-- Instruction --
Wherever the string "年度部门决算" appears in the listing, copy that line.

-- Materials provided --
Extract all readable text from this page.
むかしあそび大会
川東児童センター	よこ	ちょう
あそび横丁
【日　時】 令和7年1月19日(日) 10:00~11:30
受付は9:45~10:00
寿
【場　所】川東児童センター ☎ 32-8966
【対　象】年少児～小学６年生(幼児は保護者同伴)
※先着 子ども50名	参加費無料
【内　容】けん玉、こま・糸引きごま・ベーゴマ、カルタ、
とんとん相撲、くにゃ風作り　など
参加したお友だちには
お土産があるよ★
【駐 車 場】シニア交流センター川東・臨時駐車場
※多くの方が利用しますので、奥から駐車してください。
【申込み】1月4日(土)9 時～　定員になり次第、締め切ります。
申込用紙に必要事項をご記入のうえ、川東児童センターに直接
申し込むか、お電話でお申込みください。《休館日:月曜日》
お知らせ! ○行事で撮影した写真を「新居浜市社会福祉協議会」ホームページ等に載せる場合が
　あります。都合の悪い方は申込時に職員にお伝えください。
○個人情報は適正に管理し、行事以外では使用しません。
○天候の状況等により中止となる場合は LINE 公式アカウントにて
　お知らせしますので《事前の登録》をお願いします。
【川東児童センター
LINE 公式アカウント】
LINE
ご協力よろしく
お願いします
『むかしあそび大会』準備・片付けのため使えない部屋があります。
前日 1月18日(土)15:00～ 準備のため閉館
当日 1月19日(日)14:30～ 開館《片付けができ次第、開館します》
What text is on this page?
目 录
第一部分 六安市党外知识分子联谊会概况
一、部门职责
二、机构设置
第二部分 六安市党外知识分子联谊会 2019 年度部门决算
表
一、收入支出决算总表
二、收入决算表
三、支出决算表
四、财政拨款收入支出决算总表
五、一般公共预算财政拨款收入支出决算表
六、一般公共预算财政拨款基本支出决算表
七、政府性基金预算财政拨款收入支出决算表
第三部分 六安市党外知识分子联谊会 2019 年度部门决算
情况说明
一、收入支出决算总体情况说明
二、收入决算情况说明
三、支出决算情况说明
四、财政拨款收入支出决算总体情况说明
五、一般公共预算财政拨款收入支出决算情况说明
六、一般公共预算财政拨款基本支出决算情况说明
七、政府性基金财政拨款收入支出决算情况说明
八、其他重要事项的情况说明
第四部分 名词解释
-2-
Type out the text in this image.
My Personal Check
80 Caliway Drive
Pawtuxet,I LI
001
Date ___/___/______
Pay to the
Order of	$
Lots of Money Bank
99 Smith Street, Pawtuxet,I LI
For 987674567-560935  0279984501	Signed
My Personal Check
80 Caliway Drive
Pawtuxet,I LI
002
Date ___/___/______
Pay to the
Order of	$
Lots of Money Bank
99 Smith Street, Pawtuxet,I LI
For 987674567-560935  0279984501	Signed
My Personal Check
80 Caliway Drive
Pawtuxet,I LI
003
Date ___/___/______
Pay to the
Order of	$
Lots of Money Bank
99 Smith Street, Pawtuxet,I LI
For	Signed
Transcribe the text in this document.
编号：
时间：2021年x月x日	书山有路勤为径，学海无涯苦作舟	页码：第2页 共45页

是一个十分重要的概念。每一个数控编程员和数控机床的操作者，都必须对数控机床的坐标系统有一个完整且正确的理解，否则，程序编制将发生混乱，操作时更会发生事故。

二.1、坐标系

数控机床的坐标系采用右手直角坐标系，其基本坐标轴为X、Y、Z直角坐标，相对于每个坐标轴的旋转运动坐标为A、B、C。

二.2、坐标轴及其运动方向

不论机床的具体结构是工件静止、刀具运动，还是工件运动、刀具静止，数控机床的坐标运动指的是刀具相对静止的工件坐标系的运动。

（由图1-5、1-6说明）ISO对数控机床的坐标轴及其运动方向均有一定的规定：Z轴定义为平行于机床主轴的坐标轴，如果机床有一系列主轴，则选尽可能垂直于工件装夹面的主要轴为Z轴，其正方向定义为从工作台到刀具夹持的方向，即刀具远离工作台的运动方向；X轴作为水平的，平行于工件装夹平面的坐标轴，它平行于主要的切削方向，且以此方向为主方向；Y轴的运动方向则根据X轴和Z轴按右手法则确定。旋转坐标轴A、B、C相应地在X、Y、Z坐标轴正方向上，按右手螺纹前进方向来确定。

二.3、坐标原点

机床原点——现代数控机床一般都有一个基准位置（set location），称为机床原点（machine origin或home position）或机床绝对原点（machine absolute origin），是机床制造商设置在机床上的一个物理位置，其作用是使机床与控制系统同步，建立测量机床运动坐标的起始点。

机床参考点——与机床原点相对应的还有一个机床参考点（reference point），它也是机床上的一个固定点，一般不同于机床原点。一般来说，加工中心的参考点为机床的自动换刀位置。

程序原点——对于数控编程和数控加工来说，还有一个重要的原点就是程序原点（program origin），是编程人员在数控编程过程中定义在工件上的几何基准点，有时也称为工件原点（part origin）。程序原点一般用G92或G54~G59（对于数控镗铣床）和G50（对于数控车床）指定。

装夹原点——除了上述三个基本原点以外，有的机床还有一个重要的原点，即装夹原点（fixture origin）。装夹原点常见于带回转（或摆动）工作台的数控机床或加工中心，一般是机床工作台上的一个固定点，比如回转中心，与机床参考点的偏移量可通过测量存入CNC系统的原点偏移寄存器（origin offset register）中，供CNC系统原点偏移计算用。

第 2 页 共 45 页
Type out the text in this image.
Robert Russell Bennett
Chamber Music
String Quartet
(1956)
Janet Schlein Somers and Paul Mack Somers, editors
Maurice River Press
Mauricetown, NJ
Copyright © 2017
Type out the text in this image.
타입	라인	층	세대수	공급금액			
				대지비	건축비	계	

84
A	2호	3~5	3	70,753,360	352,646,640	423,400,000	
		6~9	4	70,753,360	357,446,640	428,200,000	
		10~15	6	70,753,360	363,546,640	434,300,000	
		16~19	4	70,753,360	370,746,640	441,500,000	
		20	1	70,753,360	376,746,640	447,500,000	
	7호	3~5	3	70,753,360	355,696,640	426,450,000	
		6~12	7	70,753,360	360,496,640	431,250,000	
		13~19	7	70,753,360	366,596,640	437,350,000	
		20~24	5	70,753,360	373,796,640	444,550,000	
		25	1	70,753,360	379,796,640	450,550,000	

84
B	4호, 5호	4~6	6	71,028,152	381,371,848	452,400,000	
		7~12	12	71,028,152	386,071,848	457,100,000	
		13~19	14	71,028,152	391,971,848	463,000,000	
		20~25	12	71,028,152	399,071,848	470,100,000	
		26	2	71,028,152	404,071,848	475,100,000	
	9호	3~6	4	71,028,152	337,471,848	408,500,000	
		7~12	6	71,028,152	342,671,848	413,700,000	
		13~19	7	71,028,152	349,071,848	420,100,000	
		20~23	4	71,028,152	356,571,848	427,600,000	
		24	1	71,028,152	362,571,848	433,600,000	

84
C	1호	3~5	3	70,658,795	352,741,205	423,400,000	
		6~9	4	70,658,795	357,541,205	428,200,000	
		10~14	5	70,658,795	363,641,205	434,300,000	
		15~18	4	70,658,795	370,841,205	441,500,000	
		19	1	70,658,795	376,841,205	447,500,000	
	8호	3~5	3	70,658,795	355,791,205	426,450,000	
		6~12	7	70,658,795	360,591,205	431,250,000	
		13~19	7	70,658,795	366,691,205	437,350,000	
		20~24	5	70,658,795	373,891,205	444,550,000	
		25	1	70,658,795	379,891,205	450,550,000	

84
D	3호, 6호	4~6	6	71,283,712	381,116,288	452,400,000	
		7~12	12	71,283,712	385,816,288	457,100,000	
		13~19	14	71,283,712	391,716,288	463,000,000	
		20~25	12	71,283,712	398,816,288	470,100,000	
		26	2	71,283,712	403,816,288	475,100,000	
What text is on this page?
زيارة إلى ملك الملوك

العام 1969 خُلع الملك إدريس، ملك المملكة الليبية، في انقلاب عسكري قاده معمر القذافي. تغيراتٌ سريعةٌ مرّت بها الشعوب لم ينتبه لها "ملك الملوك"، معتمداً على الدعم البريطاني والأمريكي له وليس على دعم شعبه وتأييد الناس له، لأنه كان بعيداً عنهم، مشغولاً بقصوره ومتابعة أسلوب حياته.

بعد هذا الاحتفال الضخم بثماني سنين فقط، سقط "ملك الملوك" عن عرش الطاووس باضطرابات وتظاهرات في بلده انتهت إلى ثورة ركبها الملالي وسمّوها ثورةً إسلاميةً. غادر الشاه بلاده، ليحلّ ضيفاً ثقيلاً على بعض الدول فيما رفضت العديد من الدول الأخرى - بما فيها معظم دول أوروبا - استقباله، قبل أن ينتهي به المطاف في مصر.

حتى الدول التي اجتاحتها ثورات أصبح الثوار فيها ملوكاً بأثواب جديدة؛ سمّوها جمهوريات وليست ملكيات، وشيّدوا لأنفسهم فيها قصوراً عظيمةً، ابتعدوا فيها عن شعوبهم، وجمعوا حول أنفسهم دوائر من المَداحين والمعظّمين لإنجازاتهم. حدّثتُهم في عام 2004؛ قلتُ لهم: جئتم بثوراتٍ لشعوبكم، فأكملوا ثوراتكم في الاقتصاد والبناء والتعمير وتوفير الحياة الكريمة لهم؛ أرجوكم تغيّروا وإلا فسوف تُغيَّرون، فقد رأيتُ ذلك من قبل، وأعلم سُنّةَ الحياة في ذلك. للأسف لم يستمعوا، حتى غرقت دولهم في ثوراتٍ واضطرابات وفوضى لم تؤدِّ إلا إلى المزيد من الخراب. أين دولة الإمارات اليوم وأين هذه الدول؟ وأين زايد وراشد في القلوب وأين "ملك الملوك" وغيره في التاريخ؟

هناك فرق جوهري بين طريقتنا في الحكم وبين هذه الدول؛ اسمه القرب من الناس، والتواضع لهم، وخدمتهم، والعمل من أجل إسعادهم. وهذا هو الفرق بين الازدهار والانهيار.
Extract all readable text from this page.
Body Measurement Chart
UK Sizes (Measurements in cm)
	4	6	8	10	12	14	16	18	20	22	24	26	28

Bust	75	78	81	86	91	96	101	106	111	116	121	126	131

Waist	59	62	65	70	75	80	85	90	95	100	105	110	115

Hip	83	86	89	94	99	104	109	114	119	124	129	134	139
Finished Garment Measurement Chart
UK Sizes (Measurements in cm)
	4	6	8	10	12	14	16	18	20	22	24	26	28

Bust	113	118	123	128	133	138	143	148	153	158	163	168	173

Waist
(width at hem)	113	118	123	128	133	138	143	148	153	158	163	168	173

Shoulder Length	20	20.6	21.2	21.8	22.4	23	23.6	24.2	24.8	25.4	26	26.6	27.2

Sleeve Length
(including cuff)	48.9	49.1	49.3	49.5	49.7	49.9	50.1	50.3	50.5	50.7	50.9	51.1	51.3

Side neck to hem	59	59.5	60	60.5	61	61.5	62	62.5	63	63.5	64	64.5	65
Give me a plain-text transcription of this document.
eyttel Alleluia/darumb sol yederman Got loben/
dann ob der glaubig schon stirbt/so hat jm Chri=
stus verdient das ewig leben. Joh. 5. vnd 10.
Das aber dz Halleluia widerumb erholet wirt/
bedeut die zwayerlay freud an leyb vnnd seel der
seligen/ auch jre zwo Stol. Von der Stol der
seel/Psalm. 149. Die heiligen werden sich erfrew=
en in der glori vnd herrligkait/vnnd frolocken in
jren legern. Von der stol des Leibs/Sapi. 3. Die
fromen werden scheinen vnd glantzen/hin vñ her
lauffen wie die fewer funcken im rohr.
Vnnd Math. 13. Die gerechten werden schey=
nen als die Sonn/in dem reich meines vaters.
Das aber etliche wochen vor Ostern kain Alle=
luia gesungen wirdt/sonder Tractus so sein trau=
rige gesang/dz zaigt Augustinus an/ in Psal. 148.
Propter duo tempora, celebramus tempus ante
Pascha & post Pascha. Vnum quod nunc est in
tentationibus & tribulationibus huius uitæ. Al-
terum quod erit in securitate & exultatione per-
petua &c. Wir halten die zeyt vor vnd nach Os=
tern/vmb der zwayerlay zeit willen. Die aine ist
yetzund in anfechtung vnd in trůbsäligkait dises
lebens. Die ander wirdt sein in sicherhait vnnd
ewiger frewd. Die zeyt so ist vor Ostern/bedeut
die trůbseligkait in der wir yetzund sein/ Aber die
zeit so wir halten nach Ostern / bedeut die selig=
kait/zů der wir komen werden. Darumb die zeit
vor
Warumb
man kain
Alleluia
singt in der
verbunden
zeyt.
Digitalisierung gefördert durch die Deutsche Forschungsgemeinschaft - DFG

-- Correct output --
第二部分 六安市党外知识分子联谊会 2019 年度部门决算
第三部分 六安市党外知识分子联谊会 2019 年度部门决算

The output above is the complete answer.